Compute how many lines in the entries below contain "是等边三角形", and output nothing but the number.

# START OF Records shown

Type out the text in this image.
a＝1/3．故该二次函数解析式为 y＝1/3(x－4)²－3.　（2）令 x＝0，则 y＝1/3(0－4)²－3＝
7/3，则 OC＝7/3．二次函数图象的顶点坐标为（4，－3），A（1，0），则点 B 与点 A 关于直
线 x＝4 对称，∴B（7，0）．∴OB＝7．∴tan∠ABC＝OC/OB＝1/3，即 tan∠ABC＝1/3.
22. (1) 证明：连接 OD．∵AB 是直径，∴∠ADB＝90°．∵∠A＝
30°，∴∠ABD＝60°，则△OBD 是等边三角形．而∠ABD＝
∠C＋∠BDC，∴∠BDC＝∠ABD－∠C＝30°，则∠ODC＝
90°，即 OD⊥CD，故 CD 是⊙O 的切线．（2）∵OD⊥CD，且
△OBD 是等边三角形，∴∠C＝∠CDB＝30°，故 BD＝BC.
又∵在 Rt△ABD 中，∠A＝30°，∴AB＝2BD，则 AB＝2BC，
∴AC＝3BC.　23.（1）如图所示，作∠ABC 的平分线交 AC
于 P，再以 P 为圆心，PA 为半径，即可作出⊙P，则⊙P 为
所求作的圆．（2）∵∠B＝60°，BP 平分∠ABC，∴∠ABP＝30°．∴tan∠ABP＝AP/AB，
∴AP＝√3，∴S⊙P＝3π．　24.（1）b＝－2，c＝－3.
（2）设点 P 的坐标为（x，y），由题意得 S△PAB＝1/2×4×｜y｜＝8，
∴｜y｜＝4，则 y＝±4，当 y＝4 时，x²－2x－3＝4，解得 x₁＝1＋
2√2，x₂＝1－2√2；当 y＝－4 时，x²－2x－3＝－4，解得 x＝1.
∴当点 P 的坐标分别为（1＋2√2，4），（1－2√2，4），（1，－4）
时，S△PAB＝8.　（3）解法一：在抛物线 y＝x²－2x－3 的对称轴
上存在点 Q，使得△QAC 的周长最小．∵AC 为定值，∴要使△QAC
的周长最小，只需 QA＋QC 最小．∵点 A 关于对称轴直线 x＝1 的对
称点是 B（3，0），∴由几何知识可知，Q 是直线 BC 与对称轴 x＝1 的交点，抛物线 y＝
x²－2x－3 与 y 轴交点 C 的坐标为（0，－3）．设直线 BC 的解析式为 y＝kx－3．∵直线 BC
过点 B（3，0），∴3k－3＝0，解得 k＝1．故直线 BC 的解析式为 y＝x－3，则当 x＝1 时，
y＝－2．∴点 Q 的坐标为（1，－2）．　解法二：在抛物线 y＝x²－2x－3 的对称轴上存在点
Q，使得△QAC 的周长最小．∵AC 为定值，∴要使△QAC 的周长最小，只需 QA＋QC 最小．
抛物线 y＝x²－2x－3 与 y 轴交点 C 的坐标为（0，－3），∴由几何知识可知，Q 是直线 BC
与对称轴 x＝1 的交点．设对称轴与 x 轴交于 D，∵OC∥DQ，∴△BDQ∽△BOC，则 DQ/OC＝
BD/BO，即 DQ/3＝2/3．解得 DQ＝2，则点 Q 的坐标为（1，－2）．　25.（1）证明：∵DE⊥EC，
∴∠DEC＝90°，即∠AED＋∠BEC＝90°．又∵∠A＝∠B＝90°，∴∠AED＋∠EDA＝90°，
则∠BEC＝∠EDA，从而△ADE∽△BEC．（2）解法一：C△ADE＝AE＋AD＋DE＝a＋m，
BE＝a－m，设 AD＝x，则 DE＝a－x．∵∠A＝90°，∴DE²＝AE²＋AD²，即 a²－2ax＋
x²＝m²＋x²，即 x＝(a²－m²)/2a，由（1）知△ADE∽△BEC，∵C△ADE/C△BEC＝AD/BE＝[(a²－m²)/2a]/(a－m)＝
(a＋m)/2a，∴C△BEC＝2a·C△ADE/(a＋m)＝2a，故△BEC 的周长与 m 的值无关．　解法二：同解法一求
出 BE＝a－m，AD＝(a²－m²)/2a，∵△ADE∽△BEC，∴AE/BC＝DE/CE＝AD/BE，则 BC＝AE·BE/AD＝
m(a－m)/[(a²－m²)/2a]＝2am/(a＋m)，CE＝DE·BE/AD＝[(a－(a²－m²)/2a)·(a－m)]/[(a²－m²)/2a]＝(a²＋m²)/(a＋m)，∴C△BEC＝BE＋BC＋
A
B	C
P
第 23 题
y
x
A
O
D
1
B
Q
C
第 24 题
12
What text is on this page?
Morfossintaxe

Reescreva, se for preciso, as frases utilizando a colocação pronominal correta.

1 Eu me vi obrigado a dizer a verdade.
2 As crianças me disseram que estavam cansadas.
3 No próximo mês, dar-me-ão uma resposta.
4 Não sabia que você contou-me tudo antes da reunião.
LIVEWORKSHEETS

# END OF Records shown

= Output of the exercise =
2